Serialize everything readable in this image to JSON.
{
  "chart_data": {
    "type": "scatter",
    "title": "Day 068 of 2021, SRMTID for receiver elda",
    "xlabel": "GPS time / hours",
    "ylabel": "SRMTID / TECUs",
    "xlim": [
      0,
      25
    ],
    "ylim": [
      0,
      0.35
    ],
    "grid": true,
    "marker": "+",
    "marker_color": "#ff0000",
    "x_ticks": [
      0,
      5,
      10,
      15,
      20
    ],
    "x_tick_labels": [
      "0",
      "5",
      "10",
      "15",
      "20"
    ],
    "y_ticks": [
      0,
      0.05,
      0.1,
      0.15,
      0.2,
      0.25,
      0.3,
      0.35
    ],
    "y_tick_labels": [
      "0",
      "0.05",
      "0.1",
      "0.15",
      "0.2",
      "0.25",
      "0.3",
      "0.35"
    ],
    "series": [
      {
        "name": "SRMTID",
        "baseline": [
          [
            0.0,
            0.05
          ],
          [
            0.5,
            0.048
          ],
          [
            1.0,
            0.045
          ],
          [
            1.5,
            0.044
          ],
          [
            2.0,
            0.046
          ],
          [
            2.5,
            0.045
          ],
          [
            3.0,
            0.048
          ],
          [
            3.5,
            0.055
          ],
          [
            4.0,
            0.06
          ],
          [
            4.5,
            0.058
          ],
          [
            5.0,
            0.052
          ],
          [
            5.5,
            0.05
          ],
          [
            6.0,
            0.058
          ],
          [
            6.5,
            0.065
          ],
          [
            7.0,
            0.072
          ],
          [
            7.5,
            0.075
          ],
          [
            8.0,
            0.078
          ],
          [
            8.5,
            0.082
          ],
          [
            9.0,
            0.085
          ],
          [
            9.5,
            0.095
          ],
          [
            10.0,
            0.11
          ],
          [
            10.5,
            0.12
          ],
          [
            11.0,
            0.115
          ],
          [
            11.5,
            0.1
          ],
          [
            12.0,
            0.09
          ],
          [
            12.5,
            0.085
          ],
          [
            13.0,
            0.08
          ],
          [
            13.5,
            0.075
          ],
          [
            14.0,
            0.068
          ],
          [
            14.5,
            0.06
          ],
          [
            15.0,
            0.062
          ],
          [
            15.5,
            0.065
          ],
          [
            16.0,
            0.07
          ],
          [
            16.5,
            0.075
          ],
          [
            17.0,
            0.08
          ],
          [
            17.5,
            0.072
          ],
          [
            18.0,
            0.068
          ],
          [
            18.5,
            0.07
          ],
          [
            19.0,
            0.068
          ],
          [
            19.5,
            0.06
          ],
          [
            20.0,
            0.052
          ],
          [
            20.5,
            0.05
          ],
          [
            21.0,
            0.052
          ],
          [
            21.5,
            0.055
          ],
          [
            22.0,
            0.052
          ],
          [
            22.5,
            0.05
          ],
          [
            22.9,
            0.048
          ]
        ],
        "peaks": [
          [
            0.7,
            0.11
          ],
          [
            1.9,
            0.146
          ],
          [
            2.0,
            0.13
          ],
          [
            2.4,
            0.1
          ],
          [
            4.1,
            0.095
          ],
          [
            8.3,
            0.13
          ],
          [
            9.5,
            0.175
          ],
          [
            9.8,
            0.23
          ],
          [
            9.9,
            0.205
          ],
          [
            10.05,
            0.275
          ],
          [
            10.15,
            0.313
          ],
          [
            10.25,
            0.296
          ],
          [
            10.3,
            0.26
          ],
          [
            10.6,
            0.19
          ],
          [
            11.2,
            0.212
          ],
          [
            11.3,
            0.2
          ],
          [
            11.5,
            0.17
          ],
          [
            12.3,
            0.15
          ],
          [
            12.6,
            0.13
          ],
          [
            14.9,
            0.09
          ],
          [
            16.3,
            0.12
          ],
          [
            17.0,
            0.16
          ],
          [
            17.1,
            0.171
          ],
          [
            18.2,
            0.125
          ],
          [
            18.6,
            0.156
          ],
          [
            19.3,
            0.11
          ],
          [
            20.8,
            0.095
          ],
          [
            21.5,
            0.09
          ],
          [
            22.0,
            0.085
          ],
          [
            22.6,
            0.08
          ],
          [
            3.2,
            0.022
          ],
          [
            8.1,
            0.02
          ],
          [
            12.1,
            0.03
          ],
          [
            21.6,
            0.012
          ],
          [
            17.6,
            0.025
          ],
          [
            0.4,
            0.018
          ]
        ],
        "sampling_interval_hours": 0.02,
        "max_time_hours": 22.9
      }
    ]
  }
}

» What you need to do
Retype every record above exactly as it appears.

» Finished answer
Serialize everything readable in this image to JSON.
{
  "chart_data": {
    "type": "scatter",
    "title": "Day 068 of 2021, SRMTID for receiver elda",
    "xlabel": "GPS time / hours",
    "ylabel": "SRMTID / TECUs",
    "xlim": [
      0,
      25
    ],
    "ylim": [
      0,
      0.35
    ],
    "grid": true,
    "marker": "+",
    "marker_color": "#ff0000",
    "x_ticks": [
      0,
      5,
      10,
      15,
      20
    ],
    "x_tick_labels": [
      "0",
      "5",
      "10",
      "15",
      "20"
    ],
    "y_ticks": [
      0,
      0.05,
      0.1,
      0.15,
      0.2,
      0.25,
      0.3,
      0.35
    ],
    "y_tick_labels": [
      "0",
      "0.05",
      "0.1",
      "0.15",
      "0.2",
      "0.25",
      "0.3",
      "0.35"
    ],
    "series": [
      {
        "name": "SRMTID",
        "baseline": [
          [
            0.0,
            0.05
          ],
          [
            0.5,
            0.048
          ],
          [
            1.0,
            0.045
          ],
          [
            1.5,
            0.044
          ],
          [
            2.0,
            0.046
          ],
          [
            2.5,
            0.045
          ],
          [
            3.0,
            0.048
          ],
          [
            3.5,
            0.055
          ],
          [
            4.0,
            0.06
          ],
          [
            4.5,
            0.058
          ],
          [
            5.0,
            0.052
          ],
          [
            5.5,
            0.05
          ],
          [
            6.0,
            0.058
          ],
          [
            6.5,
            0.065
          ],
          [
            7.0,
            0.072
          ],
          [
            7.5,
            0.075
          ],
          [
            8.0,
            0.078
          ],
          [
            8.5,
            0.082
          ],
          [
            9.0,
            0.085
          ],
          [
            9.5,
            0.095
          ],
          [
            10.0,
            0.11
          ],
          [
            10.5,
            0.12
          ],
          [
            11.0,
            0.115
          ],
          [
            11.5,
            0.1
          ],
          [
            12.0,
            0.09
          ],
          [
            12.5,
            0.085
          ],
          [
            13.0,
            0.08
          ],
          [
            13.5,
            0.075
          ],
          [
            14.0,
            0.068
          ],
          [
            14.5,
            0.06
          ],
          [
            15.0,
            0.062
          ],
          [
            15.5,
            0.065
          ],
          [
            16.0,
            0.07
          ],
          [
            16.5,
            0.075
          ],
          [
            17.0,
            0.08
          ],
          [
            17.5,
            0.072
          ],
          [
            18.0,
            0.068
          ],
          [
            18.5,
            0.07
          ],
          [
            19.0,
            0.068
          ],
          [
            19.5,
            0.06
          ],
          [
            20.0,
            0.052
          ],
          [
            20.5,
            0.05
          ],
          [
            21.0,
            0.052
          ],
          [
            21.5,
            0.055
          ],
          [
            22.0,
            0.052
          ],
          [
            22.5,
            0.05
          ],
          [
            22.9,
            0.048
          ]
        ],
        "peaks": [
          [
            0.7,
            0.11
          ],
          [
            1.9,
            0.146
          ],
          [
            2.0,
            0.13
          ],
          [
            2.4,
            0.1
          ],
          [
            4.1,
            0.095
          ],
          [
            8.3,
            0.13
          ],
          [
            9.5,
            0.175
          ],
          [
            9.8,
            0.23
          ],
          [
            9.9,
            0.205
          ],
          [
            10.05,
            0.275
          ],
          [
            10.15,
            0.313
          ],
          [
            10.25,
            0.296
          ],
          [
            10.3,
            0.26
          ],
          [
            10.6,
            0.19
          ],
          [
            11.2,
            0.212
          ],
          [
            11.3,
            0.2
          ],
          [
            11.5,
            0.17
          ],
          [
            12.3,
            0.15
          ],
          [
            12.6,
            0.13
          ],
          [
            14.9,
            0.09
          ],
          [
            16.3,
            0.12
          ],
          [
            17.0,
            0.16
          ],
          [
            17.1,
            0.171
          ],
          [
            18.2,
            0.125
          ],
          [
            18.6,
            0.156
          ],
          [
            19.3,
            0.11
          ],
          [
            20.8,
            0.095
          ],
          [
            21.5,
            0.09
          ],
          [
            22.0,
            0.085
          ],
          [
            22.6,
            0.08
          ],
          [
            3.2,
            0.022
          ],
          [
            8.1,
            0.02
          ],
          [
            12.1,
            0.03
          ],
          [
            21.6,
            0.012
          ],
          [
            17.6,
            0.025
          ],
          [
            0.4,
            0.018
          ]
        ],
        "sampling_interval_hours": 0.02,
        "max_time_hours": 22.9
      }
    ]
  }
}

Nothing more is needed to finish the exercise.